── Passage to read
Been there,…Done that
After spotting me in the checkout isle, the older gentleman made his accusation, “You’re that kid from the landfill, right?”. I’m getting to that point in my life where only Ted Lassig and a few county board supervisors refer to me as a kid any more, so I really kinda like the nomer. “Yes, sir I am”.
The sparkle in his eyes let me know that he’d been waiting for this opportunity for some time. “All this composting and recycling your doin’, ain’t really nothin’ new, ya’ know. Why back during World War II we recycled all sorts of things, scrap, rubber, grease…. And folks have been composting for years!”
My detailed and articulate response of “Yup, I know”, caught him a little off guard. Seeing the opening, I rattled on… “As a matter of fact recent archaelogical work has discovered that George Washington had a couple hundred cubic yard composting pit.” The gentleman’s further surprise was evident with his, “No kiddin’?!” response.
“Yes sir, and paper sludge composting was pioneered nearly thirty years ago by Harry Hoitinik at the Ohio State University and over fifteen years ago by Consolidated Papers of Wisconsin Rapids. The County’s backyard composting program is similar to one run in Seattle. Our Sharps collection program, for used needles from self-medicators such as insulin users, is based on a program run by Columbia County. Our hazardous waste collections and permanent facility are based on programs run by Dane, Brown and Marathon Counties and the Northwest Regional Planning Commission. And our nifty Solid Waste information booklets are based on a book distributed by Dunn County.”
Feeling quite pleased at having stalled so successfully, I let my guard down. Never do that! The gentleman smiled and said, “So Bart…, what new innovations have you added?”. O, oh!…. I knew that the tables were turned and I was in trouble. My mind raced for a great illustrative example, as I stammered and stalled. Suddenly a great flash of insight, a veritable epiphany, came to me …I stood up straight, looked the gentleman in the eye and said, “Hey, I came up with the nifty saying, “Don’t Throw It All Away….Compost!, It’s only Natural!”.”
Luckily, the gentleman’s laughter allowed me to beat a hasty retreat to the anonminity of the parking lot with my cloth shopping bags.
────
Translate this sentence from the piece about composting into Spanish: "The sparkle in his eyes let me know that he’d been waiting for this opportunity for some time." The records are separate material with no tie to the piece about composting.
── Records shown
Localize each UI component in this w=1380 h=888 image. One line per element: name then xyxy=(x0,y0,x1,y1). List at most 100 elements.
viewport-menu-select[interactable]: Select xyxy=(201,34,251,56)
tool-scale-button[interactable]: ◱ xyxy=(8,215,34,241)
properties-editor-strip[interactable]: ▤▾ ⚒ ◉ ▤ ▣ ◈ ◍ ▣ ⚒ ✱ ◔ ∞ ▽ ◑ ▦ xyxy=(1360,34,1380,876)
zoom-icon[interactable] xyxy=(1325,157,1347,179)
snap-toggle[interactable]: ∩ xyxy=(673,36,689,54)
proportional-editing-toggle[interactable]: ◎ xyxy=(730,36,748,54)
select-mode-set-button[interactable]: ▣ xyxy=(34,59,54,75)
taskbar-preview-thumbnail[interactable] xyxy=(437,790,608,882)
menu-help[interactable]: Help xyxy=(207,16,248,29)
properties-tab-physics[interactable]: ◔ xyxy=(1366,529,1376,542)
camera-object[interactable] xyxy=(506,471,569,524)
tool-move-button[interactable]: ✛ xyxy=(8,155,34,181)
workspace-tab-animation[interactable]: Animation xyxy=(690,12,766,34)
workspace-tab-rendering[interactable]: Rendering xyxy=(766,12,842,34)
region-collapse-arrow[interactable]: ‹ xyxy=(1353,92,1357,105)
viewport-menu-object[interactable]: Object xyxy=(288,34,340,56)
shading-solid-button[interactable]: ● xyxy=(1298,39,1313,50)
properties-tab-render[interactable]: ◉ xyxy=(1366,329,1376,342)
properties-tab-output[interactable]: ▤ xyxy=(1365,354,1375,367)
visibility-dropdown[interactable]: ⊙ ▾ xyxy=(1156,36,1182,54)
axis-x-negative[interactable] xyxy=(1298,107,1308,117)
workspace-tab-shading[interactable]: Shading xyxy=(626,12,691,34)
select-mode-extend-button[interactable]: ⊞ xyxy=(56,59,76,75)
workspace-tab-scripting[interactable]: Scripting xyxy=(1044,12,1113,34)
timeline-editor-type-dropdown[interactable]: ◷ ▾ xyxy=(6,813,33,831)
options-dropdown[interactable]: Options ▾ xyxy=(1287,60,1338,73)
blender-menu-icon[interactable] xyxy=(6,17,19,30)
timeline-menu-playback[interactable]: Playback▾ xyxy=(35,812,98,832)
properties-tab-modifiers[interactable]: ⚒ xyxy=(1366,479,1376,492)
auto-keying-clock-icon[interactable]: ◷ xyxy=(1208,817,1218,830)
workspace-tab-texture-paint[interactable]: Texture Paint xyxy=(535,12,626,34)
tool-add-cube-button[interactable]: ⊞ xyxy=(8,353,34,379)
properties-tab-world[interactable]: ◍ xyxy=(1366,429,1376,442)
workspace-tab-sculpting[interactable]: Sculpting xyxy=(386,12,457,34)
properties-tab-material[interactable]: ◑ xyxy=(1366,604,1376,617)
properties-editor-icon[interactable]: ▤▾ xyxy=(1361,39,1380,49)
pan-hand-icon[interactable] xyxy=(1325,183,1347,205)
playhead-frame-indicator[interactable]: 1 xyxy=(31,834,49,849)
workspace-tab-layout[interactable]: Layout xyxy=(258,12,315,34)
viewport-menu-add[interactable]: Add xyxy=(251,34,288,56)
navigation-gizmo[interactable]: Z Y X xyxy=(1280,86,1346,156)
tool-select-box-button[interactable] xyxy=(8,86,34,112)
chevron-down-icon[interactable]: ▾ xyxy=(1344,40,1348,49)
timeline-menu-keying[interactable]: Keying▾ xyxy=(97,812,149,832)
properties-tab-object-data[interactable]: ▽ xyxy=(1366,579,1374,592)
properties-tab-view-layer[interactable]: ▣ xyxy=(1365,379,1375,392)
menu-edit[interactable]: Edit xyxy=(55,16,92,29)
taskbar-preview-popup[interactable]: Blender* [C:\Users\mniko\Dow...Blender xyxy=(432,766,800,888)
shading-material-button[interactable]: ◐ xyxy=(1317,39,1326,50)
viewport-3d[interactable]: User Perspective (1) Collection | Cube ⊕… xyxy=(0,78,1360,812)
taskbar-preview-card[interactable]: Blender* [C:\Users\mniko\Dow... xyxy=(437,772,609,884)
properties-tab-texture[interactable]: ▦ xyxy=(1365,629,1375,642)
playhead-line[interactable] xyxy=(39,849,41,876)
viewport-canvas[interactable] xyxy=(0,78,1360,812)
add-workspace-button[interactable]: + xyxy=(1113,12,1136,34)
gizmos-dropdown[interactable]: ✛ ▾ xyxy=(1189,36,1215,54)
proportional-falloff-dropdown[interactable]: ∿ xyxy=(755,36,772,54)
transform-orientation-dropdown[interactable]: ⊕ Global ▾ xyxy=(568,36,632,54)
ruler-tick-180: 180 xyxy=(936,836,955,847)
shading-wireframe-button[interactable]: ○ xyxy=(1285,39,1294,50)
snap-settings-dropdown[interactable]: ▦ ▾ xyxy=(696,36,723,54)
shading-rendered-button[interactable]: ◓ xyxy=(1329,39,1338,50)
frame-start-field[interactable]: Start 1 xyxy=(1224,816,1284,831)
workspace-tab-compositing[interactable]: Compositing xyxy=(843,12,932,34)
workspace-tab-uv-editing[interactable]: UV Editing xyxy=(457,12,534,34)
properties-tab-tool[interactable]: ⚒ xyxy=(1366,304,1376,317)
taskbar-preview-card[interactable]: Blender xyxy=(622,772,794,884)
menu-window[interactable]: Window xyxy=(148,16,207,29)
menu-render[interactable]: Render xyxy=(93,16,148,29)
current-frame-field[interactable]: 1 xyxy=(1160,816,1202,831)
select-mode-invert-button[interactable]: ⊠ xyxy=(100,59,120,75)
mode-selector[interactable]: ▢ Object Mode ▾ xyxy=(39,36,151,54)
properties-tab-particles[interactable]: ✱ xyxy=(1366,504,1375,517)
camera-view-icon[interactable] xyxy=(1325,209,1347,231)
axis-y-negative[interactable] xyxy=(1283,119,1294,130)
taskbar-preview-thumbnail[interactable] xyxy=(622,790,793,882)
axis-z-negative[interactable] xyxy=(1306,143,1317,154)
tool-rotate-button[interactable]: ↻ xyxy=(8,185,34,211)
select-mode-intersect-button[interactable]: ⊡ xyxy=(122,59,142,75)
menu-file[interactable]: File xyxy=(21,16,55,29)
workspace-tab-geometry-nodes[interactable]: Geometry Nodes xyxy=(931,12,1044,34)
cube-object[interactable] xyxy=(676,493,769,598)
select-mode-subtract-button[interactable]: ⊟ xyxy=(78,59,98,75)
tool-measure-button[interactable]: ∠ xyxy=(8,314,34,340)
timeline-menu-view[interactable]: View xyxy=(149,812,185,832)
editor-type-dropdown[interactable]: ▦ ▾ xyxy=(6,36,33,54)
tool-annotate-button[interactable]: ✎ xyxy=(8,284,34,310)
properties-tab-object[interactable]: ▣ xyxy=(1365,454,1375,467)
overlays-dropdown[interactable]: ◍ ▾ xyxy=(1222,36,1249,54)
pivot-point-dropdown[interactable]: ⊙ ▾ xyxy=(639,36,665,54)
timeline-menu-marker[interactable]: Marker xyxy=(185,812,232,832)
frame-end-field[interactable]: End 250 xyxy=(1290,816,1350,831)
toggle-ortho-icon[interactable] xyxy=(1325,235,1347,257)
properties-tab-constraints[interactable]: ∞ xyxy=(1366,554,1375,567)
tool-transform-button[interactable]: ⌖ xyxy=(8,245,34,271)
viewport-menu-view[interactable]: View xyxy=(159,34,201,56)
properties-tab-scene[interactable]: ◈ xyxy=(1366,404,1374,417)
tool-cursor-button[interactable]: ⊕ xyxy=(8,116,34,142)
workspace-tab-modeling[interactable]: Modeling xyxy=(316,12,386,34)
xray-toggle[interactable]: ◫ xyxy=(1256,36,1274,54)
────
Solution to this exercise
El brillo en sus ojos me hizo saber que había estado esperando esta oportunidad desde hacía tiempo.